--- INSTRUCTIONS TO FOLLOW ---
All of the entries should be written out again exactly.
+ + + + +
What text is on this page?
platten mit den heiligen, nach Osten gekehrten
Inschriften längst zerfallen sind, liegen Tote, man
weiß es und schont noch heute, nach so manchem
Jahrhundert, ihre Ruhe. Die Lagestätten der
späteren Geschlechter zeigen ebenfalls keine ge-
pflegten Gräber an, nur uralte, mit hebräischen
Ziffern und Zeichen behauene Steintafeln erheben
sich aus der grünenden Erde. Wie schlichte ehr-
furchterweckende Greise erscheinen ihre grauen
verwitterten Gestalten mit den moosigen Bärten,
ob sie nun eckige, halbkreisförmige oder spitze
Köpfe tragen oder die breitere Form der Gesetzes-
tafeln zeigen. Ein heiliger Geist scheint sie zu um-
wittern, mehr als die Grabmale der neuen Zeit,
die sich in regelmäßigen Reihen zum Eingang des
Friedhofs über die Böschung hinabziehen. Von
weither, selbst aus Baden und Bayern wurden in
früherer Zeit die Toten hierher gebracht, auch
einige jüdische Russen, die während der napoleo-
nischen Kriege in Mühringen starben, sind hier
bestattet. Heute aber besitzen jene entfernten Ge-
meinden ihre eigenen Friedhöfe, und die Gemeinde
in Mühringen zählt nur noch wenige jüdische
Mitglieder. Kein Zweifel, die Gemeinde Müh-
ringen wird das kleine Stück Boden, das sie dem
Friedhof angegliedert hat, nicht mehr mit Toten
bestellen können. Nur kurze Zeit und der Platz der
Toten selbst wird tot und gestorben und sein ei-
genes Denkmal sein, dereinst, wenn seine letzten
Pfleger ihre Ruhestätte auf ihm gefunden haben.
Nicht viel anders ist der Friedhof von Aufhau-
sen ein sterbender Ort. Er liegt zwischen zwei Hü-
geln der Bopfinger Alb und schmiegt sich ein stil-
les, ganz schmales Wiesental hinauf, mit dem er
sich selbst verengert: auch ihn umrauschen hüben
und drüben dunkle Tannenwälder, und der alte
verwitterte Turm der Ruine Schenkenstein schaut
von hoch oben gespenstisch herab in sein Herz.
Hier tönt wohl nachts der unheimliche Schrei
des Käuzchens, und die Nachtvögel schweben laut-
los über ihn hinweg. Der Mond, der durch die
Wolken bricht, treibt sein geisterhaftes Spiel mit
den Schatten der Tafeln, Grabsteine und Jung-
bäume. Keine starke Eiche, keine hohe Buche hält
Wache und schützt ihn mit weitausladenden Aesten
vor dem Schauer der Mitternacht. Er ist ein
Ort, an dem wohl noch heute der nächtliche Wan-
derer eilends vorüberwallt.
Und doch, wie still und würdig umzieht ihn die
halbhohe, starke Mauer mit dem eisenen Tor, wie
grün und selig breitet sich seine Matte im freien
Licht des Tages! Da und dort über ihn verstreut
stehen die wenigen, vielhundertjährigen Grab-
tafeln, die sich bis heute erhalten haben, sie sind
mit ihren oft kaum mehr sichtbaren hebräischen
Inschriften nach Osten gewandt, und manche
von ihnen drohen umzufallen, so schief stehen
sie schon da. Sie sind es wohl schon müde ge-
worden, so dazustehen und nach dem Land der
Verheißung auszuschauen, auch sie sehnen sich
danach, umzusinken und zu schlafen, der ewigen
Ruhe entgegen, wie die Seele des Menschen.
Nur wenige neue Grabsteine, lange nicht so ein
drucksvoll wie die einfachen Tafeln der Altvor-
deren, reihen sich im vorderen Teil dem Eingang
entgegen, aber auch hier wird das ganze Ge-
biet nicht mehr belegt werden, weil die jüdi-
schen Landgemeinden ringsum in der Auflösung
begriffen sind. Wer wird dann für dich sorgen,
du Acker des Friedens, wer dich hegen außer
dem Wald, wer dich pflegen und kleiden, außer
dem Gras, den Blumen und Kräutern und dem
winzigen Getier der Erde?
+ + + + +
--- SOLUTION ---
What text is on this page?
platten mit den heiligen, nach Osten gekehrten
Inschriften längst zerfallen sind, liegen Tote, man
weiß es und schont noch heute, nach so manchem
Jahrhundert, ihre Ruhe. Die Lagestätten der
späteren Geschlechter zeigen ebenfalls keine ge-
pflegten Gräber an, nur uralte, mit hebräischen
Ziffern und Zeichen behauene Steintafeln erheben
sich aus der grünenden Erde. Wie schlichte ehr-
furchterweckende Greise erscheinen ihre grauen
verwitterten Gestalten mit den moosigen Bärten,
ob sie nun eckige, halbkreisförmige oder spitze
Köpfe tragen oder die breitere Form der Gesetzes-
tafeln zeigen. Ein heiliger Geist scheint sie zu um-
wittern, mehr als die Grabmale der neuen Zeit,
die sich in regelmäßigen Reihen zum Eingang des
Friedhofs über die Böschung hinabziehen. Von
weither, selbst aus Baden und Bayern wurden in
früherer Zeit die Toten hierher gebracht, auch
einige jüdische Russen, die während der napoleo-
nischen Kriege in Mühringen starben, sind hier
bestattet. Heute aber besitzen jene entfernten Ge-
meinden ihre eigenen Friedhöfe, und die Gemeinde
in Mühringen zählt nur noch wenige jüdische
Mitglieder. Kein Zweifel, die Gemeinde Müh-
ringen wird das kleine Stück Boden, das sie dem
Friedhof angegliedert hat, nicht mehr mit Toten
bestellen können. Nur kurze Zeit und der Platz der
Toten selbst wird tot und gestorben und sein ei-
genes Denkmal sein, dereinst, wenn seine letzten
Pfleger ihre Ruhestätte auf ihm gefunden haben.
Nicht viel anders ist der Friedhof von Aufhau-
sen ein sterbender Ort. Er liegt zwischen zwei Hü-
geln der Bopfinger Alb und schmiegt sich ein stil-
les, ganz schmales Wiesental hinauf, mit dem er
sich selbst verengert: auch ihn umrauschen hüben
und drüben dunkle Tannenwälder, und der alte
verwitterte Turm der Ruine Schenkenstein schaut
von hoch oben gespenstisch herab in sein Herz.
Hier tönt wohl nachts der unheimliche Schrei
des Käuzchens, und die Nachtvögel schweben laut-
los über ihn hinweg. Der Mond, der durch die
Wolken bricht, treibt sein geisterhaftes Spiel mit
den Schatten der Tafeln, Grabsteine und Jung-
bäume. Keine starke Eiche, keine hohe Buche hält
Wache und schützt ihn mit weitausladenden Aesten
vor dem Schauer der Mitternacht. Er ist ein
Ort, an dem wohl noch heute der nächtliche Wan-
derer eilends vorüberwallt.
Und doch, wie still und würdig umzieht ihn die
halbhohe, starke Mauer mit dem eisenen Tor, wie
grün und selig breitet sich seine Matte im freien
Licht des Tages! Da und dort über ihn verstreut
stehen die wenigen, vielhundertjährigen Grab-
tafeln, die sich bis heute erhalten haben, sie sind
mit ihren oft kaum mehr sichtbaren hebräischen
Inschriften nach Osten gewandt, und manche
von ihnen drohen umzufallen, so schief stehen
sie schon da. Sie sind es wohl schon müde ge-
worden, so dazustehen und nach dem Land der
Verheißung auszuschauen, auch sie sehnen sich
danach, umzusinken und zu schlafen, der ewigen
Ruhe entgegen, wie die Seele des Menschen.
Nur wenige neue Grabsteine, lange nicht so ein
drucksvoll wie die einfachen Tafeln der Altvor-
deren, reihen sich im vorderen Teil dem Eingang
entgegen, aber auch hier wird das ganze Ge-
biet nicht mehr belegt werden, weil die jüdi-
schen Landgemeinden ringsum in der Auflösung
begriffen sind. Wer wird dann für dich sorgen,
du Acker des Friedens, wer dich hegen außer
dem Wald, wer dich pflegen und kleiden, außer
dem Gras, den Blumen und Kräutern und dem
winzigen Getier der Erde?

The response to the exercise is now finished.